= Dataset records =
/---

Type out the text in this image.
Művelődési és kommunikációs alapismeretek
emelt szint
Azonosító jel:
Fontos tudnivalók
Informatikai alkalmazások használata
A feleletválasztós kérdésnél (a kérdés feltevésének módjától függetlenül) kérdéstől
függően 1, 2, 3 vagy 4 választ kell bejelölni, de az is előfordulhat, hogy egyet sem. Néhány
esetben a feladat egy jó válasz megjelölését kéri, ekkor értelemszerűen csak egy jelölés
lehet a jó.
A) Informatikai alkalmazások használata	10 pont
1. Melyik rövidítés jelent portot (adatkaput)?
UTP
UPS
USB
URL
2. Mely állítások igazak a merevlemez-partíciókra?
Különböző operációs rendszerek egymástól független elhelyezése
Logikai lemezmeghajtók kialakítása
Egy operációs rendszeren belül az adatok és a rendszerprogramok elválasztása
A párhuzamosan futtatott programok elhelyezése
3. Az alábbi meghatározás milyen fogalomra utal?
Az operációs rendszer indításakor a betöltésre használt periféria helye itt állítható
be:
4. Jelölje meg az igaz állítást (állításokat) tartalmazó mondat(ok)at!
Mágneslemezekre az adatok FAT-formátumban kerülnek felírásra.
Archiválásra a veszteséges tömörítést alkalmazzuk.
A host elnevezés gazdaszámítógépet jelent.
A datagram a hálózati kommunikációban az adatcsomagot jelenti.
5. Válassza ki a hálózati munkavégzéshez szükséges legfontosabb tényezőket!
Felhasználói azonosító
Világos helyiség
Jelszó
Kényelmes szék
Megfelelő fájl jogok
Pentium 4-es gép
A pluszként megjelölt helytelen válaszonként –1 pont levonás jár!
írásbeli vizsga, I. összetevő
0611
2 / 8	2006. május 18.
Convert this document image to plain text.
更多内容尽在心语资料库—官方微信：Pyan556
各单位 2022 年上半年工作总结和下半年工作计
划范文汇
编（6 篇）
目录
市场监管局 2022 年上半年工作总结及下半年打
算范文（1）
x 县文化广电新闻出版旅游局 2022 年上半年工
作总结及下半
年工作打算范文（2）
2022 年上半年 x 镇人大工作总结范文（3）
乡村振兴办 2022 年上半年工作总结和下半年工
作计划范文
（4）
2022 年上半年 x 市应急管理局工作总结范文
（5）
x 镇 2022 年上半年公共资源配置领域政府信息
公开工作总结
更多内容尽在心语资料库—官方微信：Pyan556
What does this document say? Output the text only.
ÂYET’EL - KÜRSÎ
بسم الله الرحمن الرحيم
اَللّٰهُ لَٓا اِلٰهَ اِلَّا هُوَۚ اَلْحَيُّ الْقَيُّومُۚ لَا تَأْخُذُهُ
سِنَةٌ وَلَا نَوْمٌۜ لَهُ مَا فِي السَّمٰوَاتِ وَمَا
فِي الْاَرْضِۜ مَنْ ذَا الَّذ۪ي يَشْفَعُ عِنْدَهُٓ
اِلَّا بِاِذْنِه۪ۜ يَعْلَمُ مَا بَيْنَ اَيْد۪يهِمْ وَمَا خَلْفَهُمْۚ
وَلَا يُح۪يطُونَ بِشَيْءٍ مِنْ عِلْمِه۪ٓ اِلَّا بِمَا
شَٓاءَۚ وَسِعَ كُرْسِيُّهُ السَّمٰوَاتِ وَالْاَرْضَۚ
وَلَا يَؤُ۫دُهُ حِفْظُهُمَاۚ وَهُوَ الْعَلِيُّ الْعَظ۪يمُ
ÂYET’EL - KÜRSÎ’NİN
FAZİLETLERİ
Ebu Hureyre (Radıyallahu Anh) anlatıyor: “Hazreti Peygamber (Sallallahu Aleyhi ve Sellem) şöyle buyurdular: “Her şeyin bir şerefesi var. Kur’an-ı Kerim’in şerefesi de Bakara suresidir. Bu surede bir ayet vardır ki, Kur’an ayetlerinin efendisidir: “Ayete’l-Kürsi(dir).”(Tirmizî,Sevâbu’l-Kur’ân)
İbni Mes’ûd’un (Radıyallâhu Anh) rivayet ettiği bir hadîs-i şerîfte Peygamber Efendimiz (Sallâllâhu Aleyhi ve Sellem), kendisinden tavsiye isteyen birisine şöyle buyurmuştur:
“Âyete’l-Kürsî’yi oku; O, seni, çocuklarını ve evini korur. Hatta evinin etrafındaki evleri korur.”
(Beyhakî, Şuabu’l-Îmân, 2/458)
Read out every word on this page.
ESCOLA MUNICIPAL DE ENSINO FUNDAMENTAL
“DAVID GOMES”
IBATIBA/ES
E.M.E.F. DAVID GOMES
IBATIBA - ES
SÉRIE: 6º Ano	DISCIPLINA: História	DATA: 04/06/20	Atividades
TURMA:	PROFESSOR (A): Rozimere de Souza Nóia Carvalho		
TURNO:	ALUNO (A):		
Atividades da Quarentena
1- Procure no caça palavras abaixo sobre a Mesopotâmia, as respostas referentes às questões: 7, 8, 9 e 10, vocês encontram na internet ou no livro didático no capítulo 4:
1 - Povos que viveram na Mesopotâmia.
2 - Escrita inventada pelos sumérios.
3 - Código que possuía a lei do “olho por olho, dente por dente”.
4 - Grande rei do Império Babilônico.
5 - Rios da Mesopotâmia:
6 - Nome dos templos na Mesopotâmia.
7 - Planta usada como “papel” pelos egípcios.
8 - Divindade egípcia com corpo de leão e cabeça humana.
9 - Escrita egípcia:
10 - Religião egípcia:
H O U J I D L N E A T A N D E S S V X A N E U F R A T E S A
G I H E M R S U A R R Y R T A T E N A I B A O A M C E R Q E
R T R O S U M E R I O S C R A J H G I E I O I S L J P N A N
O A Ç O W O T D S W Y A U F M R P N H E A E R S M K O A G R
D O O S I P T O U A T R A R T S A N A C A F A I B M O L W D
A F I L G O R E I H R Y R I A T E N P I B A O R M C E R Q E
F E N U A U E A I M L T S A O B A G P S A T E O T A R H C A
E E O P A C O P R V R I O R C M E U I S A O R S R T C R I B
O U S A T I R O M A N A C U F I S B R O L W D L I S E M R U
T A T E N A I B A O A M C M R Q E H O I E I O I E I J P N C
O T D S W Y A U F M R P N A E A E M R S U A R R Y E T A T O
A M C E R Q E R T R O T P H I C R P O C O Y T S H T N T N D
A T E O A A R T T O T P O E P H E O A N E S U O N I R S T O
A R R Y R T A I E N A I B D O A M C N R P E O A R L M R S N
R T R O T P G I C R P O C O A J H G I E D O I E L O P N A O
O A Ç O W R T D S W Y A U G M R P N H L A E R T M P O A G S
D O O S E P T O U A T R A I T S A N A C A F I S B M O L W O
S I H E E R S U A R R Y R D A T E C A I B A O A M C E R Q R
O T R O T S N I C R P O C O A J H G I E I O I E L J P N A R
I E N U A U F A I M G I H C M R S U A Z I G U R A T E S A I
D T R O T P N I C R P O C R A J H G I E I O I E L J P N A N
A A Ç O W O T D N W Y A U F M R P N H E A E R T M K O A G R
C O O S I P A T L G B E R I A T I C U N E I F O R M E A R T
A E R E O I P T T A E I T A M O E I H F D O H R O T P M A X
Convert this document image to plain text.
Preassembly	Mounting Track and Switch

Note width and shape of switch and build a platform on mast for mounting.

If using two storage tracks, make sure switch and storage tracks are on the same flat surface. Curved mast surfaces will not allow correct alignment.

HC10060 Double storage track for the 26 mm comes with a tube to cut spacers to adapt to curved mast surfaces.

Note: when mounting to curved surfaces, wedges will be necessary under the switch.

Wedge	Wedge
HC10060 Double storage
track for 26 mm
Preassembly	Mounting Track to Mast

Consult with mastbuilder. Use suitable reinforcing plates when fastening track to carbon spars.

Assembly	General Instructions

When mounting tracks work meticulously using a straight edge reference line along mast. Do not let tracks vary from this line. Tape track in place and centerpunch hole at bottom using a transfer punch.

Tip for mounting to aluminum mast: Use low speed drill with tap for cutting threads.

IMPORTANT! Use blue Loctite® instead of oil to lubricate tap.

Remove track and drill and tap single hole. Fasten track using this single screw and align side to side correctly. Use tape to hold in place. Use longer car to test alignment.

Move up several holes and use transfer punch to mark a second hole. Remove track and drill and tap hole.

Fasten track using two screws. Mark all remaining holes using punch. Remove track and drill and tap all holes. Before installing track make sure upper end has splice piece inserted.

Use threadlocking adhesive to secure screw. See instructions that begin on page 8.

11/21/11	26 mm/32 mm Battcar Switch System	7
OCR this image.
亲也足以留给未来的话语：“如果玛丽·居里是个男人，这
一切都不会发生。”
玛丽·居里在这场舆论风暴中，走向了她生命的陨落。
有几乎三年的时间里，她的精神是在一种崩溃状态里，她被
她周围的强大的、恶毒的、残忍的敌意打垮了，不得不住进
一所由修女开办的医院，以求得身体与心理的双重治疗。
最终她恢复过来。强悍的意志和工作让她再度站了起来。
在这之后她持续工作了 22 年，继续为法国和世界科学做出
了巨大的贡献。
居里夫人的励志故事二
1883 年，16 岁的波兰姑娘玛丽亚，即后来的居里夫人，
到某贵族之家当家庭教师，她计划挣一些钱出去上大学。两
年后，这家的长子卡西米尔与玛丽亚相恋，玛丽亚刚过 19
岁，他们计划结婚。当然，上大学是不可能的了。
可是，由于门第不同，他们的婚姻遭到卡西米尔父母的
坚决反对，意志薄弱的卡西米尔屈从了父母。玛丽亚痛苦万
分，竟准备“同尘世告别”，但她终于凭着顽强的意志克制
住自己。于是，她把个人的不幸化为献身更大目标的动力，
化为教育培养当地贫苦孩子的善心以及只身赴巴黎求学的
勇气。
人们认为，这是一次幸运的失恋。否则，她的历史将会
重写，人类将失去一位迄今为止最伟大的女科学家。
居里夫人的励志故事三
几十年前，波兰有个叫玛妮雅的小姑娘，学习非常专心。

\---

Whenever "punch" turns up in a line, pick that line out.

= Final answer =
When mounting tracks work meticulously using a straight edge reference line along mast. Do not let tracks vary from this line. Tape track in place and centerpunch hole at bottom using a transfer punch.
Move up several holes and use transfer punch to mark a second hole. Remove track and drill and tap hole.
Fasten track using two screws. Mark all remaining holes using punch. Remove track and drill and tap all holes. Before installing track make sure upper end has splice piece inserted.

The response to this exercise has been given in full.